### Goal
Copy all lines below exactly as written. Leave pictures out.

Figure record extracts
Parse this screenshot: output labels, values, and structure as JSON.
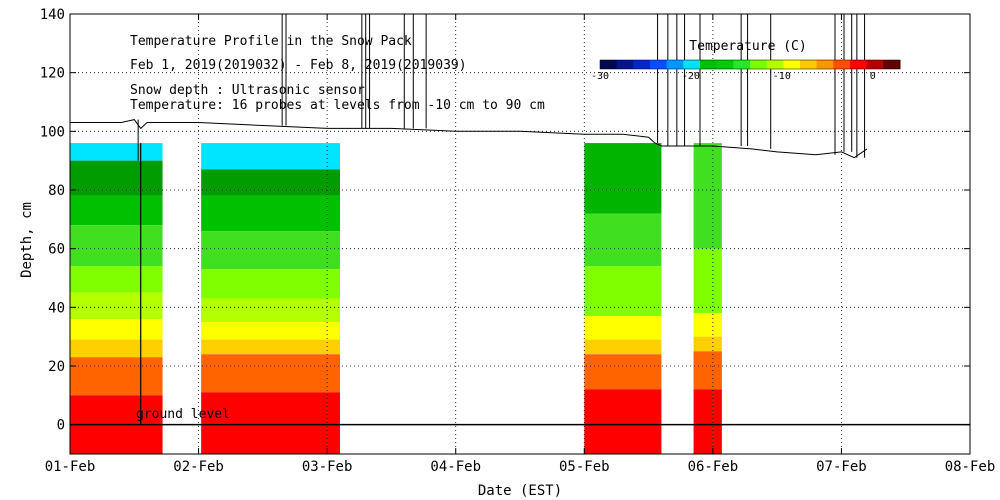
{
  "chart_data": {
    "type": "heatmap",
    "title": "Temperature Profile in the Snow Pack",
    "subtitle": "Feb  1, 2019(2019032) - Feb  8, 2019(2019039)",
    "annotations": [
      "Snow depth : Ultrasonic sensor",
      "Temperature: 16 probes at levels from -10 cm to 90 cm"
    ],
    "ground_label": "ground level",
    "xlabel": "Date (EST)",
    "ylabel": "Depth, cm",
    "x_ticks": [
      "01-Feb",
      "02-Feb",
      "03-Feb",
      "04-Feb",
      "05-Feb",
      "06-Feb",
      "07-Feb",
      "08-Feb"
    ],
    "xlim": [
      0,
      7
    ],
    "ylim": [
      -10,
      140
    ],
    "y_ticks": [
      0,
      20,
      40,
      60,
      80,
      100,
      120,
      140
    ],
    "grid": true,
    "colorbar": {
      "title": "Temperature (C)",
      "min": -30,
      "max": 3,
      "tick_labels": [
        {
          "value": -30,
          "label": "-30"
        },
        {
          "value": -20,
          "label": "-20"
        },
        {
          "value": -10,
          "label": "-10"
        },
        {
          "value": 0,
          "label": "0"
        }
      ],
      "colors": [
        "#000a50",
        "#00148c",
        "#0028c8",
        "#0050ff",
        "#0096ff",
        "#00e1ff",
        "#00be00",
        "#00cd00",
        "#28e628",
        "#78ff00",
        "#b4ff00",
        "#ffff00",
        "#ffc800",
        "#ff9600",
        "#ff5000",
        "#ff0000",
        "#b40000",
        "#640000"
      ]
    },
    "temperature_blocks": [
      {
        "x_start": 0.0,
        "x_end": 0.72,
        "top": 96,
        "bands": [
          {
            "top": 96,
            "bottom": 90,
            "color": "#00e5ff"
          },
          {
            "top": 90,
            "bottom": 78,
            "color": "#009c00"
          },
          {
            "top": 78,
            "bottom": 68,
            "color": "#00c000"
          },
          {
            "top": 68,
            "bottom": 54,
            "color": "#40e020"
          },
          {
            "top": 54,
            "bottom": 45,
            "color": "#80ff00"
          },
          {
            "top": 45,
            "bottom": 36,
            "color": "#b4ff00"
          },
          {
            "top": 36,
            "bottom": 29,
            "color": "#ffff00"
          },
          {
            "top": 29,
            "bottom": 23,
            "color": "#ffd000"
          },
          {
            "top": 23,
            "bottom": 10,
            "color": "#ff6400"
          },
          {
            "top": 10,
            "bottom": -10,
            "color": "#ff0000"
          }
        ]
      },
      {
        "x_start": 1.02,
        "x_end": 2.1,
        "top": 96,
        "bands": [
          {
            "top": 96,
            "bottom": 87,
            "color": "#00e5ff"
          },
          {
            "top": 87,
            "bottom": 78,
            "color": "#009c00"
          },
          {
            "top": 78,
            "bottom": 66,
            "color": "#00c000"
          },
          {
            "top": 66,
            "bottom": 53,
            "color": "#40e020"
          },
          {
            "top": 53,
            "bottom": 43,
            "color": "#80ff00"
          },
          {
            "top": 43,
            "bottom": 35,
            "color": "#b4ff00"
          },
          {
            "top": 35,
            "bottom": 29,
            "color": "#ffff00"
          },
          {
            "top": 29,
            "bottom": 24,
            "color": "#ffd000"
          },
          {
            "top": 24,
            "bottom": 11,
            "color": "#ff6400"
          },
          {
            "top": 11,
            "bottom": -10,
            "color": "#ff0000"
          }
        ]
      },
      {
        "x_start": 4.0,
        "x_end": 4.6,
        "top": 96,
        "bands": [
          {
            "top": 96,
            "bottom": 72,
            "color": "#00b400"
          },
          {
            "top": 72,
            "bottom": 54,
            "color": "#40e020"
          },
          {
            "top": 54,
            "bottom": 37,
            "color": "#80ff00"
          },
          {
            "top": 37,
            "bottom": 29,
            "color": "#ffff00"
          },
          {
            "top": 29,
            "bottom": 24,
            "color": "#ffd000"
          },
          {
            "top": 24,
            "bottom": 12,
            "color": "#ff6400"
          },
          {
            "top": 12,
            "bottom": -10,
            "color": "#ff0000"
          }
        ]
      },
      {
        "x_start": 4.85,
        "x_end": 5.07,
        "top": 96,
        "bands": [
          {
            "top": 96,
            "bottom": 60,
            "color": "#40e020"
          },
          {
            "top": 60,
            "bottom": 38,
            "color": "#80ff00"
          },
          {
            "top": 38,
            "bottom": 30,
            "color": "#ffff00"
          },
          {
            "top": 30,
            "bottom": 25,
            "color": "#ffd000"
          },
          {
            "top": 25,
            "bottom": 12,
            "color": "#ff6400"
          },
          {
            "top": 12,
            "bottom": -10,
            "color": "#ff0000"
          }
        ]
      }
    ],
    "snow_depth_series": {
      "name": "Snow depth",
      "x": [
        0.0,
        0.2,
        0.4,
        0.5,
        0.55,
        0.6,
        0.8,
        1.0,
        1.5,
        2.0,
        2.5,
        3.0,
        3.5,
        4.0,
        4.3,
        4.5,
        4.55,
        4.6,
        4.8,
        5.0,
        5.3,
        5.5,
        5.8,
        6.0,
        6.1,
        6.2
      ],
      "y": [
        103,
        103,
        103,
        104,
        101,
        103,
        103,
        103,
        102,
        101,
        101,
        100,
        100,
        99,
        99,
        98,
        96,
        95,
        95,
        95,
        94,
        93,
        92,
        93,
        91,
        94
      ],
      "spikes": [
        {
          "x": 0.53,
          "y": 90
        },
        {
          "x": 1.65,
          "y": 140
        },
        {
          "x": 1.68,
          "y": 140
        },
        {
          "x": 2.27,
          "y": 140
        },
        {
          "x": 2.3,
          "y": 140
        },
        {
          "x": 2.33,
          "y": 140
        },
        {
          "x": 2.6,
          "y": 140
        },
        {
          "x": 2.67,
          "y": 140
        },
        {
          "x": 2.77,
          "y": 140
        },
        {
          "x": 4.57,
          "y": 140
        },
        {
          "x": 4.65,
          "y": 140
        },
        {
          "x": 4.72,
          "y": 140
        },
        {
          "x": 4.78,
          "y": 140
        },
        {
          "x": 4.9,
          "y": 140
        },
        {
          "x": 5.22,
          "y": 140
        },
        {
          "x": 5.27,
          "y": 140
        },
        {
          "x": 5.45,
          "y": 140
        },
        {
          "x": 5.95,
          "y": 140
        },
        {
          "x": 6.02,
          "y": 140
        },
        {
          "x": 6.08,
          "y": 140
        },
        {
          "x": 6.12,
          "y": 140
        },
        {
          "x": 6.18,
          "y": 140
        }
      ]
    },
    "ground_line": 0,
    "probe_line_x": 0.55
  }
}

### Answer to the problem
Parse this screenshot: output labels, values, and structure as JSON.
{
  "chart_data": {
    "type": "heatmap",
    "title": "Temperature Profile in the Snow Pack",
    "subtitle": "Feb  1, 2019(2019032) - Feb  8, 2019(2019039)",
    "annotations": [
      "Snow depth : Ultrasonic sensor",
      "Temperature: 16 probes at levels from -10 cm to 90 cm"
    ],
    "ground_label": "ground level",
    "xlabel": "Date (EST)",
    "ylabel": "Depth, cm",
    "x_ticks": [
      "01-Feb",
      "02-Feb",
      "03-Feb",
      "04-Feb",
      "05-Feb",
      "06-Feb",
      "07-Feb",
      "08-Feb"
    ],
    "xlim": [
      0,
      7
    ],
    "ylim": [
      -10,
      140
    ],
    "y_ticks": [
      0,
      20,
      40,
      60,
      80,
      100,
      120,
      140
    ],
    "grid": true,
    "colorbar": {
      "title": "Temperature (C)",
      "min": -30,
      "max": 3,
      "tick_labels": [
        {
          "value": -30,
          "label": "-30"
        },
        {
          "value": -20,
          "label": "-20"
        },
        {
          "value": -10,
          "label": "-10"
        },
        {
          "value": 0,
          "label": "0"
        }
      ],
      "colors": [
        "#000a50",
        "#00148c",
        "#0028c8",
        "#0050ff",
        "#0096ff",
        "#00e1ff",
        "#00be00",
        "#00cd00",
        "#28e628",
        "#78ff00",
        "#b4ff00",
        "#ffff00",
        "#ffc800",
        "#ff9600",
        "#ff5000",
        "#ff0000",
        "#b40000",
        "#640000"
      ]
    },
    "temperature_blocks": [
      {
        "x_start": 0.0,
        "x_end": 0.72,
        "top": 96,
        "bands": [
          {
            "top": 96,
            "bottom": 90,
            "color": "#00e5ff"
          },
          {
            "top": 90,
            "bottom": 78,
            "color": "#009c00"
          },
          {
            "top": 78,
            "bottom": 68,
            "color": "#00c000"
          },
          {
            "top": 68,
            "bottom": 54,
            "color": "#40e020"
          },
          {
            "top": 54,
            "bottom": 45,
            "color": "#80ff00"
          },
          {
            "top": 45,
            "bottom": 36,
            "color": "#b4ff00"
          },
          {
            "top": 36,
            "bottom": 29,
            "color": "#ffff00"
          },
          {
            "top": 29,
            "bottom": 23,
            "color": "#ffd000"
          },
          {
            "top": 23,
            "bottom": 10,
            "color": "#ff6400"
          },
          {
            "top": 10,
            "bottom": -10,
            "color": "#ff0000"
          }
        ]
      },
      {
        "x_start": 1.02,
        "x_end": 2.1,
        "top": 96,
        "bands": [
          {
            "top": 96,
            "bottom": 87,
            "color": "#00e5ff"
          },
          {
            "top": 87,
            "bottom": 78,
            "color": "#009c00"
          },
          {
            "top": 78,
            "bottom": 66,
            "color": "#00c000"
          },
          {
            "top": 66,
            "bottom": 53,
            "color": "#40e020"
          },
          {
            "top": 53,
            "bottom": 43,
            "color": "#80ff00"
          },
          {
            "top": 43,
            "bottom": 35,
            "color": "#b4ff00"
          },
          {
            "top": 35,
            "bottom": 29,
            "color": "#ffff00"
          },
          {
            "top": 29,
            "bottom": 24,
            "color": "#ffd000"
          },
          {
            "top": 24,
            "bottom": 11,
            "color": "#ff6400"
          },
          {
            "top": 11,
            "bottom": -10,
            "color": "#ff0000"
          }
        ]
      },
      {
        "x_start": 4.0,
        "x_end": 4.6,
        "top": 96,
        "bands": [
          {
            "top": 96,
            "bottom": 72,
            "color": "#00b400"
          },
          {
            "top": 72,
            "bottom": 54,
            "color": "#40e020"
          },
          {
            "top": 54,
            "bottom": 37,
            "color": "#80ff00"
          },
          {
            "top": 37,
            "bottom": 29,
            "color": "#ffff00"
          },
          {
            "top": 29,
            "bottom": 24,
            "color": "#ffd000"
          },
          {
            "top": 24,
            "bottom": 12,
            "color": "#ff6400"
          },
          {
            "top": 12,
            "bottom": -10,
            "color": "#ff0000"
          }
        ]
      },
      {
        "x_start": 4.85,
        "x_end": 5.07,
        "top": 96,
        "bands": [
          {
            "top": 96,
            "bottom": 60,
            "color": "#40e020"
          },
          {
            "top": 60,
            "bottom": 38,
            "color": "#80ff00"
          },
          {
            "top": 38,
            "bottom": 30,
            "color": "#ffff00"
          },
          {
            "top": 30,
            "bottom": 25,
            "color": "#ffd000"
          },
          {
            "top": 25,
            "bottom": 12,
            "color": "#ff6400"
          },
          {
            "top": 12,
            "bottom": -10,
            "color": "#ff0000"
          }
        ]
      }
    ],
    "snow_depth_series": {
      "name": "Snow depth",
      "x": [
        0.0,
        0.2,
        0.4,
        0.5,
        0.55,
        0.6,
        0.8,
        1.0,
        1.5,
        2.0,
        2.5,
        3.0,
        3.5,
        4.0,
        4.3,
        4.5,
        4.55,
        4.6,
        4.8,
        5.0,
        5.3,
        5.5,
        5.8,
        6.0,
        6.1,
        6.2
      ],
      "y": [
        103,
        103,
        103,
        104,
        101,
        103,
        103,
        103,
        102,
        101,
        101,
        100,
        100,
        99,
        99,
        98,
        96,
        95,
        95,
        95,
        94,
        93,
        92,
        93,
        91,
        94
      ],
      "spikes": [
        {
          "x": 0.53,
          "y": 90
        },
        {
          "x": 1.65,
          "y": 140
        },
        {
          "x": 1.68,
          "y": 140
        },
        {
          "x": 2.27,
          "y": 140
        },
        {
          "x": 2.3,
          "y": 140
        },
        {
          "x": 2.33,
          "y": 140
        },
        {
          "x": 2.6,
          "y": 140
        },
        {
          "x": 2.67,
          "y": 140
        },
        {
          "x": 2.77,
          "y": 140
        },
        {
          "x": 4.57,
          "y": 140
        },
        {
          "x": 4.65,
          "y": 140
        },
        {
          "x": 4.72,
          "y": 140
        },
        {
          "x": 4.78,
          "y": 140
        },
        {
          "x": 4.9,
          "y": 140
        },
        {
          "x": 5.22,
          "y": 140
        },
        {
          "x": 5.27,
          "y": 140
        },
        {
          "x": 5.45,
          "y": 140
        },
        {
          "x": 5.95,
          "y": 140
        },
        {
          "x": 6.02,
          "y": 140
        },
        {
          "x": 6.08,
          "y": 140
        },
        {
          "x": 6.12,
          "y": 140
        },
        {
          "x": 6.18,
          "y": 140
        }
      ]
    },
    "ground_line": 0,
    "probe_line_x": 0.55
  }
}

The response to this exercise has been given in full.